TEXT
↓

If Health Reform is Approved, Many Federal and State Laws Will Need to Change
Other laws also may need reworking, including the Health Insurance Portability and Accountability Act, to facilitate sharing of patient information that improves the quality of their care.
Other federal laws that prohibit kickbacks, self-referral, and other financial relationships between certain types of providers, such as hospitals and physicians, may be obstructions to true health reform as well, Jost suggested.
Medicare is among the worst culprits in preventing efficiency and better quality of care. "Medicare's current 'siloed' payment system (by which drugs, skilled nursing and rehabilitation, physician's office visits and outpatient care are reimbursed from separate funds) does little to encourage positive integration and much to encourage costly and unproductive relationships between professionals and providers," Jost wrote.
"Were Medicare to move to bundled, value-based payments, realignments of relationships within the delivery system could be dramatic. Changes in federal law should be considered to accommodate these relationships."

↑

Dataset entries

↓

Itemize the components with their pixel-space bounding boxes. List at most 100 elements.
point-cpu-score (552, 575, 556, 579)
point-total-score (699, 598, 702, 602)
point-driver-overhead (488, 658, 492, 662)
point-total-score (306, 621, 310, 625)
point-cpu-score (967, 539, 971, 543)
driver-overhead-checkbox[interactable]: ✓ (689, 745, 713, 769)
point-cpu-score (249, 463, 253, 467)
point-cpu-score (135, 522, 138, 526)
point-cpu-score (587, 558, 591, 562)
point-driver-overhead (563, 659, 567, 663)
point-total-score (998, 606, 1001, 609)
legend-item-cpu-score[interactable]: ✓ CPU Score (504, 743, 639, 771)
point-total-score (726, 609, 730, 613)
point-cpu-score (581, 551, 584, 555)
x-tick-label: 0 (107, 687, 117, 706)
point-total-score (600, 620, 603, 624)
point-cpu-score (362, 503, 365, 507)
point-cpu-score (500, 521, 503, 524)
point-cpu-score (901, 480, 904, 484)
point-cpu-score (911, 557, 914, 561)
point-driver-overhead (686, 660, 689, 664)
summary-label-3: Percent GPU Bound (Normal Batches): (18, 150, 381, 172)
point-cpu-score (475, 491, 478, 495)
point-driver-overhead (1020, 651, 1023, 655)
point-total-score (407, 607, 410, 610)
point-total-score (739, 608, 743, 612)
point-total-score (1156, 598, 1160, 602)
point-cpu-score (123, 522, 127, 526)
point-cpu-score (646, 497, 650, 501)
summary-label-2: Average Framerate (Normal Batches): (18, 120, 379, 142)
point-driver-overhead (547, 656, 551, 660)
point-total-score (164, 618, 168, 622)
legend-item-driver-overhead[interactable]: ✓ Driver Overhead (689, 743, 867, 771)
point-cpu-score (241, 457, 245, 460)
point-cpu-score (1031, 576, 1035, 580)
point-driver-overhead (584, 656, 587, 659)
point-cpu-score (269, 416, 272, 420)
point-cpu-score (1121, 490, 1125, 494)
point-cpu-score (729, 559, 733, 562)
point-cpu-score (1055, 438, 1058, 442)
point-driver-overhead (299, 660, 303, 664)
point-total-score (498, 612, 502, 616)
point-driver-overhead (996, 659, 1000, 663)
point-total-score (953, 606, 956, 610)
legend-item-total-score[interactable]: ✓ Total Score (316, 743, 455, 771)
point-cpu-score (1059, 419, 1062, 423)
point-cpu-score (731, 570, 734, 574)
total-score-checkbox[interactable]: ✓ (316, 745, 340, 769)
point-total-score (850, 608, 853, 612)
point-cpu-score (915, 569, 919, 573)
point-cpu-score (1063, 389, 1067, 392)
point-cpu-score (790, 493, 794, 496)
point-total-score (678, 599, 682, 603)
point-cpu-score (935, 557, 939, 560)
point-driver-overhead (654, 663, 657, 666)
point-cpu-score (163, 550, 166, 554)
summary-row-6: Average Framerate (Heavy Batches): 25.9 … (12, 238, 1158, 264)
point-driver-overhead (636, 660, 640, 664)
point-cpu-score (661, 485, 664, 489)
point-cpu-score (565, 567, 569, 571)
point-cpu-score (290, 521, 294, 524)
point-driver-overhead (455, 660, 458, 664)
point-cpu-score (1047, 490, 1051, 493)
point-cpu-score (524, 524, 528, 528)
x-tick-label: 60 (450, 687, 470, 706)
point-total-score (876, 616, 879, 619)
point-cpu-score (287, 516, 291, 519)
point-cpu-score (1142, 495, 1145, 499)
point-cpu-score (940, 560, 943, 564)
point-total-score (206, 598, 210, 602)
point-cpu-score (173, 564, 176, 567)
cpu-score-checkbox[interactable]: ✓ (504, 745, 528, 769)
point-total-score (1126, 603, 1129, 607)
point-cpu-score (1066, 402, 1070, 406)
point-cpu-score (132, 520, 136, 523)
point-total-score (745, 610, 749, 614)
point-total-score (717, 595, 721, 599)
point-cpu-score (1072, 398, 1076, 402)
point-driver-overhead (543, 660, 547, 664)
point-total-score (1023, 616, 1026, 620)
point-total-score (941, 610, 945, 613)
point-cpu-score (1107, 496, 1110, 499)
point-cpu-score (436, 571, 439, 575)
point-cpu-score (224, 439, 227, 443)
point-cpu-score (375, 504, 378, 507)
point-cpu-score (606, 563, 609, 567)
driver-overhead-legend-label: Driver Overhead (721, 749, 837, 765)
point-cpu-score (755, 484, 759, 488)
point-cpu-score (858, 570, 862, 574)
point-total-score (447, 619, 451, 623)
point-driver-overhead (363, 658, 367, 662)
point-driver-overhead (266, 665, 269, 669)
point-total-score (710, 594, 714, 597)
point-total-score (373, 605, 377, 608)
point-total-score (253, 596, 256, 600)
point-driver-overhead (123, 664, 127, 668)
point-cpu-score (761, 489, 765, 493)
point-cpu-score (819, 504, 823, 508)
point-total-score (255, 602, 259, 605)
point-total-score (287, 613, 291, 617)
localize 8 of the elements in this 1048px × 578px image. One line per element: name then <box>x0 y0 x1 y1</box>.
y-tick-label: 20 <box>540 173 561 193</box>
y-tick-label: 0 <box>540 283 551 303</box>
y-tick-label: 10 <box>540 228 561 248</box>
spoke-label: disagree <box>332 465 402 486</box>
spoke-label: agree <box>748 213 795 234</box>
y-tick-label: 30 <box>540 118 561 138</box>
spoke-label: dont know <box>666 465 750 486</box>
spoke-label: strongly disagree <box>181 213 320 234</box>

↑

DIRECTIONS
1. Reproduce the passage of the health reform text from "If Health Reform" up to and including "well, Jost suggested.".
2. List the things that the health reform text says Medicare's "siloed" payment system reimburses from separate funds.
3. Decide whether each statement agrees with the health reform text, and quote the words that settle it. (a) Jost wrote that Medicare's current payment system does much to encourage positive integration. (b) Hospitals and physicians are given as types of providers. (c) The Health Insurance Portability and Accountability Act is among the laws that may need reworking.
The rows were taken from a separate source.

YOUR RESPONSES
1.
If Health Reform is Approved, Many Federal and State Laws Will Need to Change
Other laws also may need reworking, including the Health Insurance Portability and Accountability Act, to facilitate sharing of patient information that improves the quality of their care.
Other federal laws that prohibit kickbacks, self-referral, and other financial relationships between certain types of providers, such as hospitals and physicians, may be obstructions to true health reform as well, Jost suggested.

2. drugs; skilled nursing and rehabilitation; physician's office visits; outpatient care

3.
(a) No: "does little to encourage positive integration"
(b) Yes: "such as hospitals and physicians"
(c) Yes: "Other laws also may need reworking, including the Health Insurance Portability and Accountability Act"